Instructions to follow: For each line below that includes the word "anise", make a copy.

Given data:
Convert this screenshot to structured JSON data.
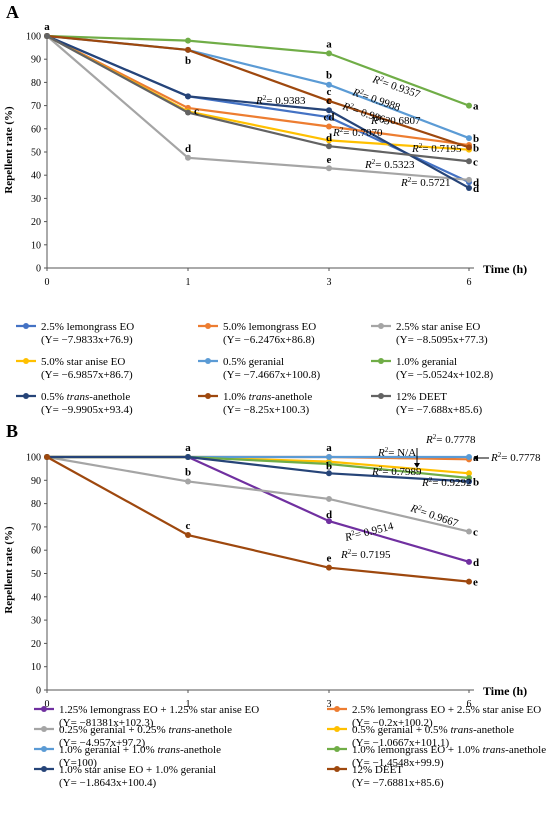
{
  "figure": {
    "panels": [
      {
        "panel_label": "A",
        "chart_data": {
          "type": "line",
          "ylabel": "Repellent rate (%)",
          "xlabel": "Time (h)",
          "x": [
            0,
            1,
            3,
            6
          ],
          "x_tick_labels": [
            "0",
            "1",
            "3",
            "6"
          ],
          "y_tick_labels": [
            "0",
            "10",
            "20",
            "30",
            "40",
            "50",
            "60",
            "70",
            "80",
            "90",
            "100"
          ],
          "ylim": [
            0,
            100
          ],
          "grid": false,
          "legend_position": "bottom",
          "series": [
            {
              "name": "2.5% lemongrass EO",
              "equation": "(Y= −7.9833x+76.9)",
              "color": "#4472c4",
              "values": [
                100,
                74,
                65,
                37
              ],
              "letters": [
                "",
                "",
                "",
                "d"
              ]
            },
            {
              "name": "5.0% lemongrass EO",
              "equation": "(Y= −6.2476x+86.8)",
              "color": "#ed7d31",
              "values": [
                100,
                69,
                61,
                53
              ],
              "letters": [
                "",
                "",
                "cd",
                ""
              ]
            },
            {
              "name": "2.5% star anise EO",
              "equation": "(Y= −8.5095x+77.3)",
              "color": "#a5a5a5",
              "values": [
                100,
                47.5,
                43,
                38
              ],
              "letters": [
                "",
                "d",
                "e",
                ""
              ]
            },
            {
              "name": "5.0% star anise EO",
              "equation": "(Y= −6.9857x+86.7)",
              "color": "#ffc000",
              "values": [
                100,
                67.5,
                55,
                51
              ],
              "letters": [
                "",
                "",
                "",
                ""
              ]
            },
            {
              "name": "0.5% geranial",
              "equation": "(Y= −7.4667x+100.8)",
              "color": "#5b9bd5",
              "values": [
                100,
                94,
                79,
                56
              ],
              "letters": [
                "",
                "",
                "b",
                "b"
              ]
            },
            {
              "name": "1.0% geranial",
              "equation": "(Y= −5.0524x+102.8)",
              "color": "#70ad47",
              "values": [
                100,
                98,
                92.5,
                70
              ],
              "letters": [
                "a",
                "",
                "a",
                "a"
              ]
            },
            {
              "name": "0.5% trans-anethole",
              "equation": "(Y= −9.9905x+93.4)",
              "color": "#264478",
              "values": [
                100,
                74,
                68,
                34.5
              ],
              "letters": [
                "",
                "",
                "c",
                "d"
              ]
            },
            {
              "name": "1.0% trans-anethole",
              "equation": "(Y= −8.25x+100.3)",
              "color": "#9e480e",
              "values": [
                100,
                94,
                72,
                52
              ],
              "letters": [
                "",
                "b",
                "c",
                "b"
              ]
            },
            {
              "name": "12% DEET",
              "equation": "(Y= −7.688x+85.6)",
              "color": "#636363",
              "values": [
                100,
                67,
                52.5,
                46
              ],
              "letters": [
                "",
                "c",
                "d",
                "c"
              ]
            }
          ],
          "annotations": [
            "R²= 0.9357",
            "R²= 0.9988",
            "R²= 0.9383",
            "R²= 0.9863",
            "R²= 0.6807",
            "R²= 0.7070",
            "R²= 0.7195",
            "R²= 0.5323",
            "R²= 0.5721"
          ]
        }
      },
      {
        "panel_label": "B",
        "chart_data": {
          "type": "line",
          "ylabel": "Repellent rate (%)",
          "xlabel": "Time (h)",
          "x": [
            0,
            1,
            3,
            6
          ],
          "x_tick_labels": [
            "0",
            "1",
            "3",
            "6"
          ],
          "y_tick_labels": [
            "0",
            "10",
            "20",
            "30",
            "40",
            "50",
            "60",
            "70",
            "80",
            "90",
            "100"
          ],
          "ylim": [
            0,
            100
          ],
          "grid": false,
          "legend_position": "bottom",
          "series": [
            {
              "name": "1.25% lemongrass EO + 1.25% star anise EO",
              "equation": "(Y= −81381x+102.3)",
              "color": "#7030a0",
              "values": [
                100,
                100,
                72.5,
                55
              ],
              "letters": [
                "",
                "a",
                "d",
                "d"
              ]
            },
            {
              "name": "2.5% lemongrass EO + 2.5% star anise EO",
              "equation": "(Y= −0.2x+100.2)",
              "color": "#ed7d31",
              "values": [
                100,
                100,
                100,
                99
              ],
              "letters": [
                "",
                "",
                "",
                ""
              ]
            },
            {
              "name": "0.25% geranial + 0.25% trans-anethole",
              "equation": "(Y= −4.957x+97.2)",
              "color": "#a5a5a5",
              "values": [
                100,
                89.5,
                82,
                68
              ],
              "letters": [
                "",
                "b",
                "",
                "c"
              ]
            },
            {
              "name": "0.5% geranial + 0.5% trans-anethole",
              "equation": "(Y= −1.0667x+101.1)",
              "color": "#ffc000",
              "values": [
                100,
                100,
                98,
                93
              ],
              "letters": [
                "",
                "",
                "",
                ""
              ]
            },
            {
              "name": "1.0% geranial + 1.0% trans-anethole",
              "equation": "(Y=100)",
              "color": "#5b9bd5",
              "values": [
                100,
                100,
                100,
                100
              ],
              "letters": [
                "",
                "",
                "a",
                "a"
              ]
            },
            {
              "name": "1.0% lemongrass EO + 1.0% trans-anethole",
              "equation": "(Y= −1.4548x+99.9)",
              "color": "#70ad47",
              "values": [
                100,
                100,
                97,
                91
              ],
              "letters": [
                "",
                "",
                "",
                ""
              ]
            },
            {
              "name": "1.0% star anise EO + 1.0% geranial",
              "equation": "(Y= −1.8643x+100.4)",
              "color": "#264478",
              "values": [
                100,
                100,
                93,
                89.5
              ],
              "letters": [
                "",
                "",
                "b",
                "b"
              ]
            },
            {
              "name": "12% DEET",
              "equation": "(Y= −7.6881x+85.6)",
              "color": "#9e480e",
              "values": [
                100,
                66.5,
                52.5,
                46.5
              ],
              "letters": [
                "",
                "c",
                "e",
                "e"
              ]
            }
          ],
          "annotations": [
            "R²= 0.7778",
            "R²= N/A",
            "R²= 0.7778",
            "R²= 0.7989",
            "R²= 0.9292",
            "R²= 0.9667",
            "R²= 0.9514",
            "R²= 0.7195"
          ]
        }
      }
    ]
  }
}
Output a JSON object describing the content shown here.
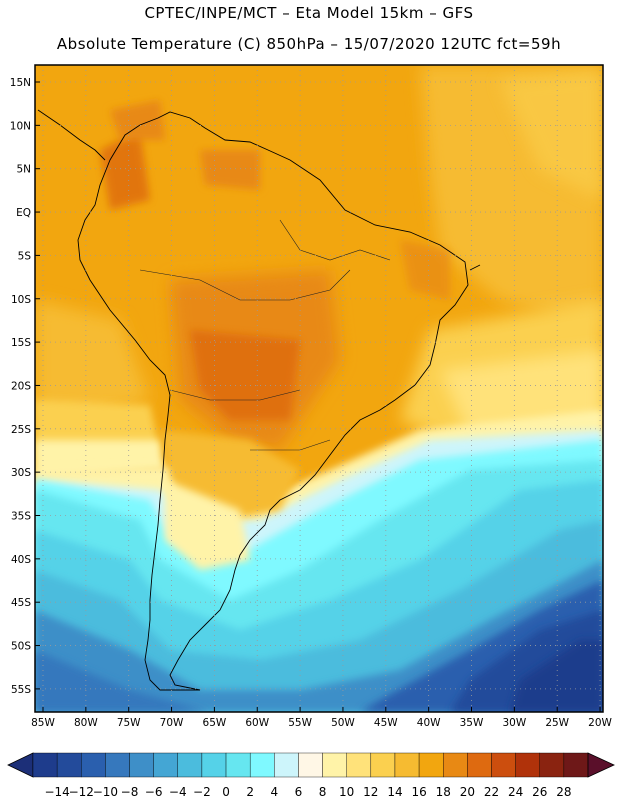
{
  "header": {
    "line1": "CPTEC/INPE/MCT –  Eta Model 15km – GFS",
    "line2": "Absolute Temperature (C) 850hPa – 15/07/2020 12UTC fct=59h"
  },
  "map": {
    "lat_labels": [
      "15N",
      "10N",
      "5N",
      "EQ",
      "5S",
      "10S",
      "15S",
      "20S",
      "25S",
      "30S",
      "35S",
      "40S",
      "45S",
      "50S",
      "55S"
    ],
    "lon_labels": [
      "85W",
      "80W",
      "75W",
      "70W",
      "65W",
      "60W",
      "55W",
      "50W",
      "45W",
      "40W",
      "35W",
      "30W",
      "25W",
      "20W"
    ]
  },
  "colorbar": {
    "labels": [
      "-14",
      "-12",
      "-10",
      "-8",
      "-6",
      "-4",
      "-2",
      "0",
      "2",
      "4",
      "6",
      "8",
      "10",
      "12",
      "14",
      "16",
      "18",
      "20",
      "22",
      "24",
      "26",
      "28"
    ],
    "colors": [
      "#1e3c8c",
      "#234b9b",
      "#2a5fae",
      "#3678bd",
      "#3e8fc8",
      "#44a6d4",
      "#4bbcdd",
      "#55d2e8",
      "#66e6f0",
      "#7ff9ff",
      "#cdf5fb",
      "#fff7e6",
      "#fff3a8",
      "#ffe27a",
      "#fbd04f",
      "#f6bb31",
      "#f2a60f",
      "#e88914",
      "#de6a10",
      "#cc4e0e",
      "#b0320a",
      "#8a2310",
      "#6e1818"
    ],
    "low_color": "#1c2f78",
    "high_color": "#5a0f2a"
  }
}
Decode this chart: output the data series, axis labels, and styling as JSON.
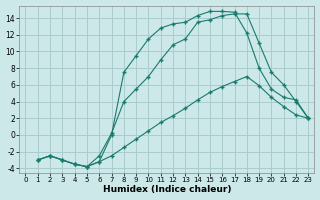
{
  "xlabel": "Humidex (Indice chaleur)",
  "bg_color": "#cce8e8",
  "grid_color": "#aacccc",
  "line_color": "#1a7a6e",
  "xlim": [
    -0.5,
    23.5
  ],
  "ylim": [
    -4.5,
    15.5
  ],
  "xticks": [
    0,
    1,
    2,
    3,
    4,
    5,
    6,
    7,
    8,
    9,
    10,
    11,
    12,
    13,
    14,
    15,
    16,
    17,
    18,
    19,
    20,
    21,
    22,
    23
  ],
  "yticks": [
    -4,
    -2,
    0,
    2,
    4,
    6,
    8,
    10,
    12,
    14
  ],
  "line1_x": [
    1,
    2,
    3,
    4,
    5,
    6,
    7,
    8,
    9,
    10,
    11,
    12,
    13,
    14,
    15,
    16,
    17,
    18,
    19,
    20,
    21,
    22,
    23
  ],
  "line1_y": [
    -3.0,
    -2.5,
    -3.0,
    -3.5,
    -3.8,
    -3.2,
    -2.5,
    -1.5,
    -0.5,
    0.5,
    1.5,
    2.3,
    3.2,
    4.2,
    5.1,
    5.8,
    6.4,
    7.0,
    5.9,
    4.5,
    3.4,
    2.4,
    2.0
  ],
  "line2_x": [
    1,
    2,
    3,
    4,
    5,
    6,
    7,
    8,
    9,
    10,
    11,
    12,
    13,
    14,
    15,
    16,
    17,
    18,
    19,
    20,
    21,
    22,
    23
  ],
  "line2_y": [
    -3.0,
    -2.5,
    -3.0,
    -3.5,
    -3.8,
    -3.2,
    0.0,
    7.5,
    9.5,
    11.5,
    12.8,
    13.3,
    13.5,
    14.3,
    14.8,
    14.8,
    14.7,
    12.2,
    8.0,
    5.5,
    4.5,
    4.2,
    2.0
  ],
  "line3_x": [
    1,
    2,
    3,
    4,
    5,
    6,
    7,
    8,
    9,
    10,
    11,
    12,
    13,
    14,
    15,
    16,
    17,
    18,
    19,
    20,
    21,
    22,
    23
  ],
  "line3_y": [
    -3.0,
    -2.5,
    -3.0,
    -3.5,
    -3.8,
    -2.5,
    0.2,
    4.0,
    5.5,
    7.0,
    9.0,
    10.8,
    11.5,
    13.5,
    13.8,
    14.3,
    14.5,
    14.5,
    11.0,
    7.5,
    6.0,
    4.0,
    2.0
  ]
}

Reply:
              "name": "2.5% star anise EO",
              "name": "5.0% star anise EO",
              "name": "1.25% lemongrass EO + 1.25% star anise EO",
              "name": "2.5% lemongrass EO + 2.5% star anise EO",
              "name": "1.0% star anise EO + 1.0% geranial",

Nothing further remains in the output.